**The problem:** Set the following entries down again exactly, line by line.

**Given information:**
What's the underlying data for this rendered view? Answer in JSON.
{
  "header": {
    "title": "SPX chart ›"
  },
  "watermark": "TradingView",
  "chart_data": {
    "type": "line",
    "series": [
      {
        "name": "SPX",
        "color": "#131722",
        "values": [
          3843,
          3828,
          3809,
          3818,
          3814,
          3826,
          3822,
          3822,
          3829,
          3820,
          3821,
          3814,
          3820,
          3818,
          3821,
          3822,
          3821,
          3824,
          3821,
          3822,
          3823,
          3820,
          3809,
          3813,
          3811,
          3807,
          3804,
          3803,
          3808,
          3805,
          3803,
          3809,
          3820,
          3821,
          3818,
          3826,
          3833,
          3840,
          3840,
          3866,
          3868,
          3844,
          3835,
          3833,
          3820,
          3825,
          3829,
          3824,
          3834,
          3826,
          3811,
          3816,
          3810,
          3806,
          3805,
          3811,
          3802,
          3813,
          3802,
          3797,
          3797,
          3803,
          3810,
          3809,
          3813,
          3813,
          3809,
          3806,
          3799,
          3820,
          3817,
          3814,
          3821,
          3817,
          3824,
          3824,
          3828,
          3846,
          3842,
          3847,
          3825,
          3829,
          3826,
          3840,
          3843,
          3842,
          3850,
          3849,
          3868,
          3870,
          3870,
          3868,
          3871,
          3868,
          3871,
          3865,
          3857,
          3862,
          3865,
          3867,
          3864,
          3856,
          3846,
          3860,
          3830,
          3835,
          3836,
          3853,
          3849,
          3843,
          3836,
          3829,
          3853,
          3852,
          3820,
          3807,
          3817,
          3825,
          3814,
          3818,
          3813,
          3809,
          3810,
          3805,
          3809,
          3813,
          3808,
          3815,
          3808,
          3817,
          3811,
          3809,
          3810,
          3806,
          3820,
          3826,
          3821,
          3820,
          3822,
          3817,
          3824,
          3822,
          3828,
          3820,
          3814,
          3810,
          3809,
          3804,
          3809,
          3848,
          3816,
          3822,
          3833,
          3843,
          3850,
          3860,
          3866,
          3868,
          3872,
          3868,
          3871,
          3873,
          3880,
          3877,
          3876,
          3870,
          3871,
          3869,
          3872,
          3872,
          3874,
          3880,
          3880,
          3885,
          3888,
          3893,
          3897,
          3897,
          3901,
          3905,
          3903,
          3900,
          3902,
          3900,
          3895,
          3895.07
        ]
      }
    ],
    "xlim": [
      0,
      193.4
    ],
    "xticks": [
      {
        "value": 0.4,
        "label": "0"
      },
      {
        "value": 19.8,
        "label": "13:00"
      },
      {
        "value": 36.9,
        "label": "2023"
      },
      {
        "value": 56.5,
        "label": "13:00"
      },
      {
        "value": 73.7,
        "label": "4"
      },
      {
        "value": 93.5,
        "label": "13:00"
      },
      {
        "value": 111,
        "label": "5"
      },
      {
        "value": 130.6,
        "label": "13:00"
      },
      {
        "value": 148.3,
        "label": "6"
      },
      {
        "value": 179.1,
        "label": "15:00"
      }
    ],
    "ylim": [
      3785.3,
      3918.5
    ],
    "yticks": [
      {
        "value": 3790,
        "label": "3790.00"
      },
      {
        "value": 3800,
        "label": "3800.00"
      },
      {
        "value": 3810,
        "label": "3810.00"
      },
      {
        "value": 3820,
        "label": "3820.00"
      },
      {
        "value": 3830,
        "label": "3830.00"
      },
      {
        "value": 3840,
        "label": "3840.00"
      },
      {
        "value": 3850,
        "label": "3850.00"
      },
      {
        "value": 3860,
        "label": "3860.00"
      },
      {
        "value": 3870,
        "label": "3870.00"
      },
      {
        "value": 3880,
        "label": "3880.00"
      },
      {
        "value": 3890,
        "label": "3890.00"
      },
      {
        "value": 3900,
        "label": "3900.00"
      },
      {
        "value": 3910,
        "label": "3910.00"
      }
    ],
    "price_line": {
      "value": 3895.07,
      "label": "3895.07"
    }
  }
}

**Expected output:**
What's the underlying data for this rendered view? Answer in JSON.
{
  "header": {
    "title": "SPX chart ›"
  },
  "watermark": "TradingView",
  "chart_data": {
    "type": "line",
    "series": [
      {
        "name": "SPX",
        "color": "#131722",
        "values": [
          3843,
          3828,
          3809,
          3818,
          3814,
          3826,
          3822,
          3822,
          3829,
          3820,
          3821,
          3814,
          3820,
          3818,
          3821,
          3822,
          3821,
          3824,
          3821,
          3822,
          3823,
          3820,
          3809,
          3813,
          3811,
          3807,
          3804,
          3803,
          3808,
          3805,
          3803,
          3809,
          3820,
          3821,
          3818,
          3826,
          3833,
          3840,
          3840,
          3866,
          3868,
          3844,
          3835,
          3833,
          3820,
          3825,
          3829,
          3824,
          3834,
          3826,
          3811,
          3816,
          3810,
          3806,
          3805,
          3811,
          3802,
          3813,
          3802,
          3797,
          3797,
          3803,
          3810,
          3809,
          3813,
          3813,
          3809,
          3806,
          3799,
          3820,
          3817,
          3814,
          3821,
          3817,
          3824,
          3824,
          3828,
          3846,
          3842,
          3847,
          3825,
          3829,
          3826,
          3840,
          3843,
          3842,
          3850,
          3849,
          3868,
          3870,
          3870,
          3868,
          3871,
          3868,
          3871,
          3865,
          3857,
          3862,
          3865,
          3867,
          3864,
          3856,
          3846,
          3860,
          3830,
          3835,
          3836,
          3853,
          3849,
          3843,
          3836,
          3829,
          3853,
          3852,
          3820,
          3807,
          3817,
          3825,
          3814,
          3818,
          3813,
          3809,
          3810,
          3805,
          3809,
          3813,
          3808,
          3815,
          3808,
          3817,
          3811,
          3809,
          3810,
          3806,
          3820,
          3826,
          3821,
          3820,
          3822,
          3817,
          3824,
          3822,
          3828,
          3820,
          3814,
          3810,
          3809,
          3804,
          3809,
          3848,
          3816,
          3822,
          3833,
          3843,
          3850,
          3860,
          3866,
          3868,
          3872,
          3868,
          3871,
          3873,
          3880,
          3877,
          3876,
          3870,
          3871,
          3869,
          3872,
          3872,
          3874,
          3880,
          3880,
          3885,
          3888,
          3893,
          3897,
          3897,
          3901,
          3905,
          3903,
          3900,
          3902,
          3900,
          3895,
          3895.07
        ]
      }
    ],
    "xlim": [
      0,
      193.4
    ],
    "xticks": [
      {
        "value": 0.4,
        "label": "0"
      },
      {
        "value": 19.8,
        "label": "13:00"
      },
      {
        "value": 36.9,
        "label": "2023"
      },
      {
        "value": 56.5,
        "label": "13:00"
      },
      {
        "value": 73.7,
        "label": "4"
      },
      {
        "value": 93.5,
        "label": "13:00"
      },
      {
        "value": 111,
        "label": "5"
      },
      {
        "value": 130.6,
        "label": "13:00"
      },
      {
        "value": 148.3,
        "label": "6"
      },
      {
        "value": 179.1,
        "label": "15:00"
      }
    ],
    "ylim": [
      3785.3,
      3918.5
    ],
    "yticks": [
      {
        "value": 3790,
        "label": "3790.00"
      },
      {
        "value": 3800,
        "label": "3800.00"
      },
      {
        "value": 3810,
        "label": "3810.00"
      },
      {
        "value": 3820,
        "label": "3820.00"
      },
      {
        "value": 3830,
        "label": "3830.00"
      },
      {
        "value": 3840,
        "label": "3840.00"
      },
      {
        "value": 3850,
        "label": "3850.00"
      },
      {
        "value": 3860,
        "label": "3860.00"
      },
      {
        "value": 3870,
        "label": "3870.00"
      },
      {
        "value": 3880,
        "label": "3880.00"
      },
      {
        "value": 3890,
        "label": "3890.00"
      },
      {
        "value": 3900,
        "label": "3900.00"
      },
      {
        "value": 3910,
        "label": "3910.00"
      }
    ],
    "price_line": {
      "value": 3895.07,
      "label": "3895.07"
    }
  }
}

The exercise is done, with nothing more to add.